● Entries from a dataset
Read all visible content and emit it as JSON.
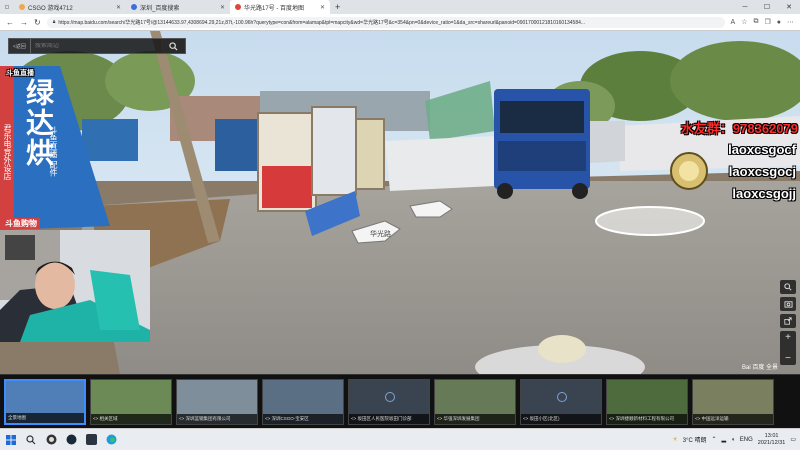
{
  "browser": {
    "tabs": [
      {
        "label": "CSGO 游戏4712",
        "color": "#f2a84a",
        "active": false
      },
      {
        "label": "深圳_百度搜索",
        "color": "#3b6fe0",
        "active": false
      },
      {
        "label": "华光路17号 - 百度地图",
        "color": "#e0453b",
        "active": true
      }
    ],
    "new_tab": "+",
    "url": "https://map.baidu.com/search/华光路17号/@13144633.97,4308694.29,21z,87t,-100.96h?querytype=con&from=alamap&tpl=mapcity&wd=华光路17号&c=354&pn=0&device_ratio=1&da_src=shareurl&panoid=09017000121810160134584..."
  },
  "map": {
    "search_back": "<返回",
    "search_placeholder": "搜索周边",
    "sign_banner": "绿色人人 无公害 健康",
    "street_sign": "华光路"
  },
  "stream": {
    "banner_top": "斗鱼直播",
    "banner_big": "绿达烘",
    "banner_side": "君乐电竞外设店",
    "banner_side2": "斗鱼直播 配件",
    "banner_label": "斗鱼购物",
    "fan_group": "水友群：978362079",
    "handles": [
      "laoxcsgocf",
      "laoxcsgocj",
      "laoxcsgojj"
    ]
  },
  "thumbnails": [
    {
      "caption": "全景地图",
      "kind": "map"
    },
    {
      "caption": "<> 相关区域",
      "kind": "photo"
    },
    {
      "caption": "<> 深圳蓝钢集团有限公司",
      "kind": "photo"
    },
    {
      "caption": "<> 深圳CSGO-宝安区",
      "kind": "photo"
    },
    {
      "caption": "<> 坂田区人民医院坂田门诊部",
      "kind": "pin"
    },
    {
      "caption": "<> 华强深圳发展集团",
      "kind": "photo"
    },
    {
      "caption": "<> 坂田小区(北区)",
      "kind": "pin"
    },
    {
      "caption": "<> 深圳捷顺新材料工程有限公司",
      "kind": "photo"
    },
    {
      "caption": "<> 中国远洋运输",
      "kind": "photo"
    }
  ],
  "map_logo": "Bai 百度 全景",
  "taskbar": {
    "weather": "3°C 晴朗",
    "lang": "ENG",
    "time": "13:01",
    "date": "2021/12/31"
  },
  "colors": {
    "accent": "#3f8cff",
    "fan_red": "#ff2a2a"
  }
}
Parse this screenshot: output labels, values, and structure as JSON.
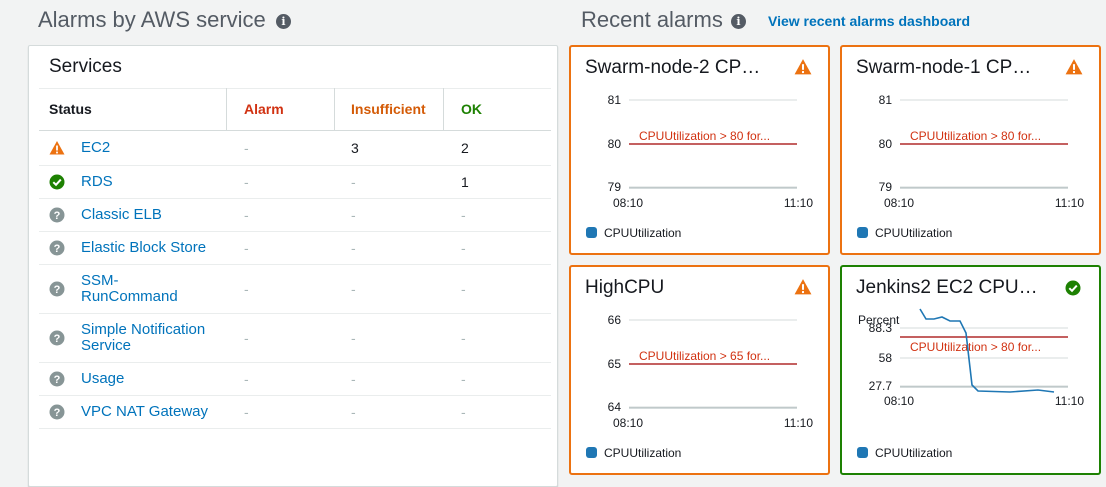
{
  "services_section": {
    "heading": "Alarms by AWS service",
    "panel_title": "Services",
    "columns": {
      "status": "Status",
      "alarm": "Alarm",
      "insufficient": "Insufficient",
      "ok": "OK"
    },
    "rows": [
      {
        "status_icon": "warning-icon",
        "name": "EC2",
        "alarm": "-",
        "insufficient": "3",
        "ok": "2"
      },
      {
        "status_icon": "check-icon",
        "name": "RDS",
        "alarm": "-",
        "insufficient": "-",
        "ok": "1"
      },
      {
        "status_icon": "question-icon",
        "name": "Classic ELB",
        "alarm": "-",
        "insufficient": "-",
        "ok": "-"
      },
      {
        "status_icon": "question-icon",
        "name": "Elastic Block Store",
        "alarm": "-",
        "insufficient": "-",
        "ok": "-"
      },
      {
        "status_icon": "question-icon",
        "name": "SSM-\nRunCommand",
        "alarm": "-",
        "insufficient": "-",
        "ok": "-"
      },
      {
        "status_icon": "question-icon",
        "name": "Simple Notification\nService",
        "alarm": "-",
        "insufficient": "-",
        "ok": "-"
      },
      {
        "status_icon": "question-icon",
        "name": "Usage",
        "alarm": "-",
        "insufficient": "-",
        "ok": "-"
      },
      {
        "status_icon": "question-icon",
        "name": "VPC NAT Gateway",
        "alarm": "-",
        "insufficient": "-",
        "ok": "-"
      }
    ]
  },
  "recent_section": {
    "heading": "Recent alarms",
    "dashboard_link": "View recent alarms dashboard",
    "cards": [
      {
        "title": "Swarm-node-2 CP…",
        "state": "warning",
        "y_ticks": [
          "81",
          "80",
          "79"
        ],
        "x_ticks": [
          "08:10",
          "11:10"
        ],
        "threshold_label": "CPUUtilization > 80 for...",
        "legend": "CPUUtilization",
        "unit_label": ""
      },
      {
        "title": "Swarm-node-1 CP…",
        "state": "warning",
        "y_ticks": [
          "81",
          "80",
          "79"
        ],
        "x_ticks": [
          "08:10",
          "11:10"
        ],
        "threshold_label": "CPUUtilization > 80 for...",
        "legend": "CPUUtilization",
        "unit_label": ""
      },
      {
        "title": "HighCPU",
        "state": "warning",
        "y_ticks": [
          "66",
          "65",
          "64"
        ],
        "x_ticks": [
          "08:10",
          "11:10"
        ],
        "threshold_label": "CPUUtilization > 65 for...",
        "legend": "CPUUtilization",
        "unit_label": ""
      },
      {
        "title": "Jenkins2 EC2 CPU…",
        "state": "ok",
        "y_ticks": [
          "88.3",
          "58",
          "27.7"
        ],
        "x_ticks": [
          "08:10",
          "11:10"
        ],
        "threshold_label": "CPUUtilization > 80 for...",
        "legend": "CPUUtilization",
        "unit_label": "Percent"
      }
    ]
  },
  "colors": {
    "alarm_header": "#d13212",
    "insufficient_header": "#d45b07",
    "ok_header": "#1d8102",
    "warning_border": "#ec7211",
    "ok_border": "#1d8102",
    "series": "#1f77b4",
    "link": "#0073bb"
  }
}
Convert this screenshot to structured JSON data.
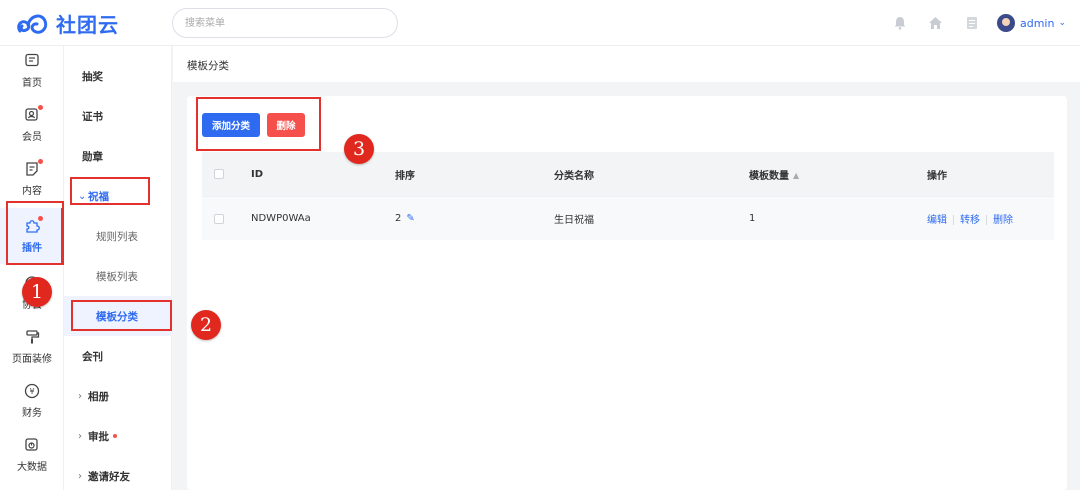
{
  "app": {
    "name": "社团云",
    "brand_color": "#2f6bf0"
  },
  "search": {
    "placeholder": "搜索菜单"
  },
  "user": {
    "name": "admin"
  },
  "top_icons": [
    "bell-icon",
    "home-icon",
    "document-icon"
  ],
  "rail": [
    {
      "label": "首页",
      "icon": "home-screen-icon",
      "badge": false
    },
    {
      "label": "会员",
      "icon": "member-icon",
      "badge": true
    },
    {
      "label": "内容",
      "icon": "content-icon",
      "badge": true
    },
    {
      "label": "插件",
      "icon": "puzzle-icon",
      "badge": true,
      "active": true
    },
    {
      "label": "协会",
      "icon": "association-icon",
      "badge": false
    },
    {
      "label": "页面装修",
      "icon": "paint-roller-icon",
      "badge": false
    },
    {
      "label": "财务",
      "icon": "yen-icon",
      "badge": false
    },
    {
      "label": "大数据",
      "icon": "data-icon",
      "badge": false
    }
  ],
  "submenu": [
    {
      "label": "抽奖"
    },
    {
      "label": "证书"
    },
    {
      "label": "勋章"
    },
    {
      "label": "祝福",
      "expanded": true
    },
    {
      "label": "规则列表",
      "child": true
    },
    {
      "label": "模板列表",
      "child": true
    },
    {
      "label": "模板分类",
      "child": true,
      "selected": true
    },
    {
      "label": "会刊"
    },
    {
      "label": "相册",
      "collapsed": true
    },
    {
      "label": "审批",
      "collapsed": true,
      "badge": true
    },
    {
      "label": "邀请好友",
      "collapsed": true
    }
  ],
  "breadcrumb": "模板分类",
  "toolbar": {
    "add_label": "添加分类",
    "delete_label": "删除"
  },
  "table": {
    "headers": {
      "id": "ID",
      "sort": "排序",
      "name": "分类名称",
      "count": "模板数量",
      "ops": "操作"
    },
    "rows": [
      {
        "id": "NDWP0WAa",
        "sort": "2",
        "name": "生日祝福",
        "count": "1",
        "ops": [
          "编辑",
          "转移",
          "删除"
        ]
      }
    ]
  },
  "annotations": {
    "b1": "1",
    "b2": "2",
    "b3": "3",
    "color": "#e0281f"
  }
}
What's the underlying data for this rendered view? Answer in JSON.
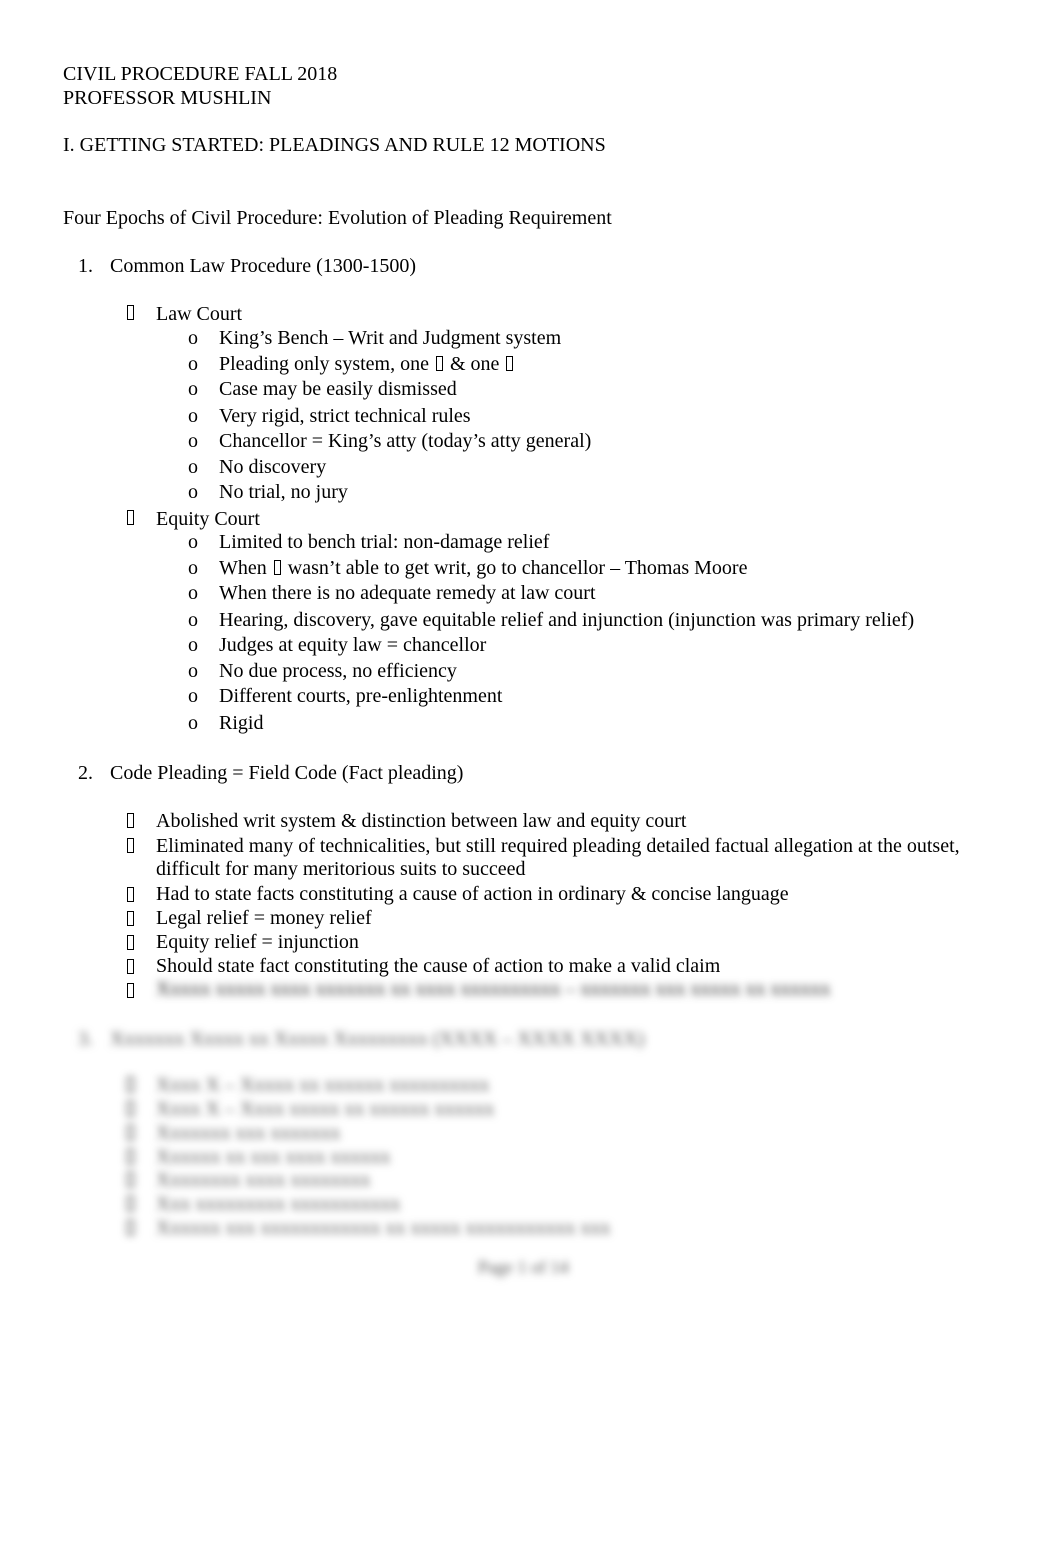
{
  "header": {
    "course": "CIVIL PROCEDURE FALL 2018",
    "professor": "PROFESSOR MUSHLIN"
  },
  "section_title": "I.  GETTING STARTED: PLEADINGS AND RULE 12 MOTIONS",
  "subtitle": "Four Epochs of Civil Procedure: Evolution of Pleading Requirement",
  "epoch1": {
    "number": "1.",
    "title": "Common Law Procedure (1300-1500)",
    "law_court": {
      "label": "Law Court",
      "items": [
        "King’s Bench – Writ and Judgment system",
        "Pleading only system, one",
        "Case may be easily dismissed",
        "Very rigid, strict technical rules",
        "Chancellor = King’s atty (today’s atty general)",
        "No discovery",
        "No trial, no jury"
      ],
      "item2_mid": "& one"
    },
    "equity_court": {
      "label": "Equity Court",
      "items": [
        "Limited to bench trial: non-damage relief",
        "When",
        "When there is no adequate remedy at law court",
        "Hearing, discovery, gave equitable relief and injunction (injunction was primary relief)",
        "Judges at equity law = chancellor",
        "No due process, no efficiency",
        "Different courts, pre-enlightenment",
        "Rigid"
      ],
      "item2_rest": "wasn’t able to get writ, go to chancellor – Thomas Moore"
    }
  },
  "epoch2": {
    "number": "2.",
    "title": "Code Pleading = Field Code (Fact pleading)",
    "items": [
      "Abolished writ system & distinction between law and equity court",
      "Eliminated many of technicalities, but still required pleading detailed factual allegation at the outset,",
      "Had to state facts constituting a cause of action in ordinary & concise language",
      "Legal relief = money relief",
      "Equity relief = injunction",
      "Should state fact constituting the cause of action to make a valid claim"
    ],
    "item2_cont": "difficult for many meritorious suits to succeed"
  },
  "sub_bullet_marker": "o",
  "blurred_placeholder": {
    "epoch2_last_item": "Xxxxx xxxxx xxxx xxxxxxx xx xxxx xxxxxxxxxx – xxxxxxx xxx xxxxx xx xxxxxx",
    "epoch3_number": "3.",
    "epoch3_title": "Xxxxxxx Xxxxx xx Xxxxx Xxxxxxxxx (XXXX – XXXX XXXX)",
    "epoch3_items": [
      "Xxxx X – Xxxxx xx xxxxxx xxxxxxxxxx",
      "Xxxx X – Xxxx xxxxx xx xxxxxx xxxxxx",
      "Xxxxxxx xxx xxxxxxx",
      "Xxxxxx xx xxx xxxx xxxxxx",
      "Xxxxxxxx xxxx xxxxxxxx",
      "Xxx xxxxxxxxx xxxxxxxxxxx",
      "Xxxxxx xxx xxxxxxxxxxxx xx xxxxx xxxxxxxxxxx xxx"
    ],
    "page_number": "Page 1 of 14"
  }
}
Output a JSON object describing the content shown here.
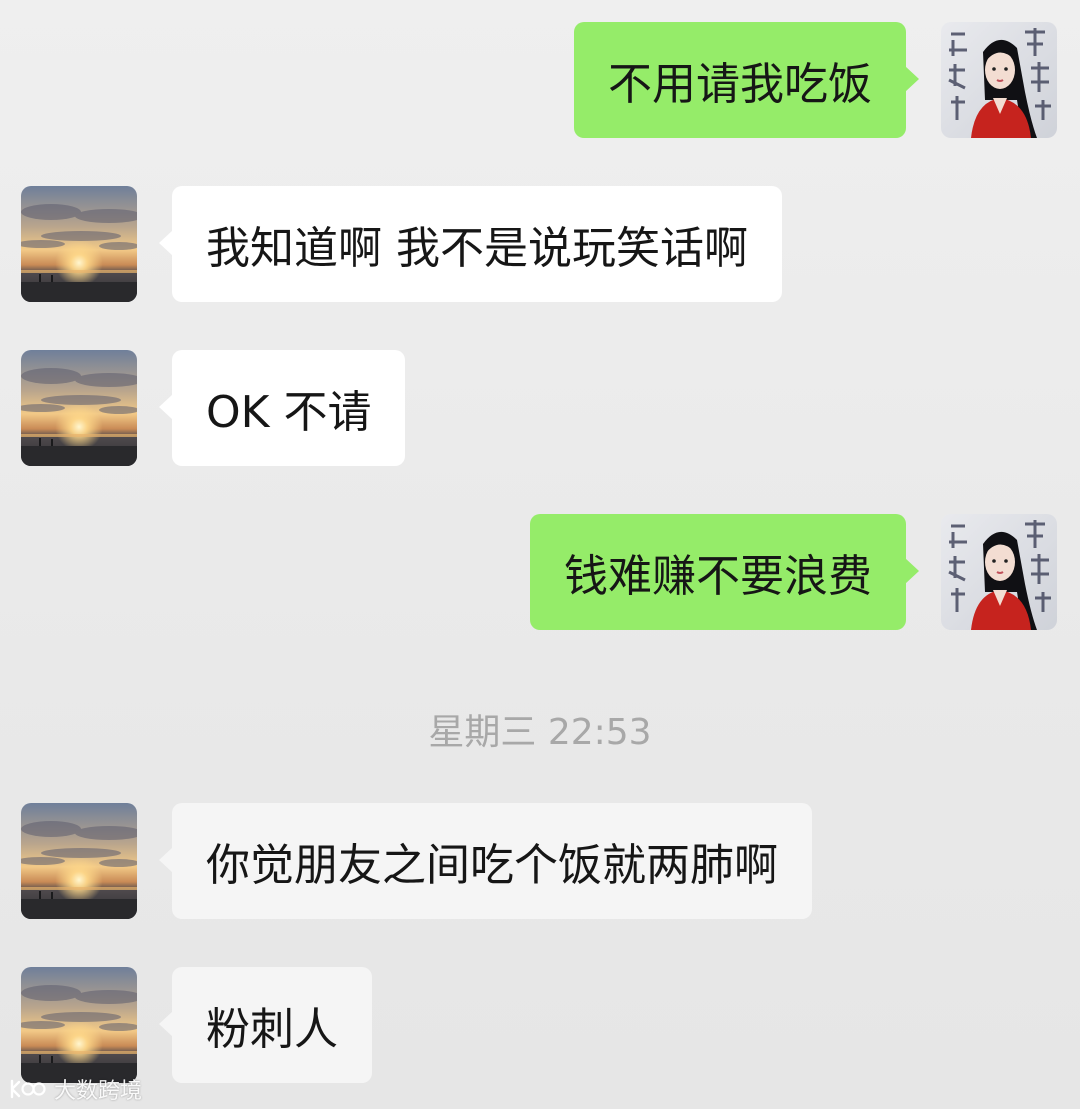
{
  "conversation": {
    "messages": [
      {
        "direction": "out",
        "text": "不用请我吃饭"
      },
      {
        "direction": "in",
        "text": "我知道啊 我不是说玩笑话啊"
      },
      {
        "direction": "in",
        "text": "OK 不请"
      },
      {
        "direction": "out",
        "text": "钱难赚不要浪费"
      },
      {
        "direction": "in",
        "text": "你觉朋友之间吃个饭就两肺啊"
      },
      {
        "direction": "in",
        "text": "粉刺人"
      }
    ],
    "timestamp": "星期三 22:53"
  },
  "avatars": {
    "self": "portrait-avatar",
    "contact": "sunset-avatar"
  },
  "watermark": {
    "logo": "watermark-logo-icon",
    "text": "大数跨境"
  },
  "colors": {
    "outgoing_bubble": "#95ec69",
    "incoming_bubble": "#ffffff",
    "background": "#ededed",
    "timestamp": "#a8a8a8"
  }
}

● Your task
Locate each line with the word "injunction" and copy it.

● Correct result
        "Hearing, discovery, gave equitable relief and injunction (injunction was primary relief)",
      "Equity relief = injunction",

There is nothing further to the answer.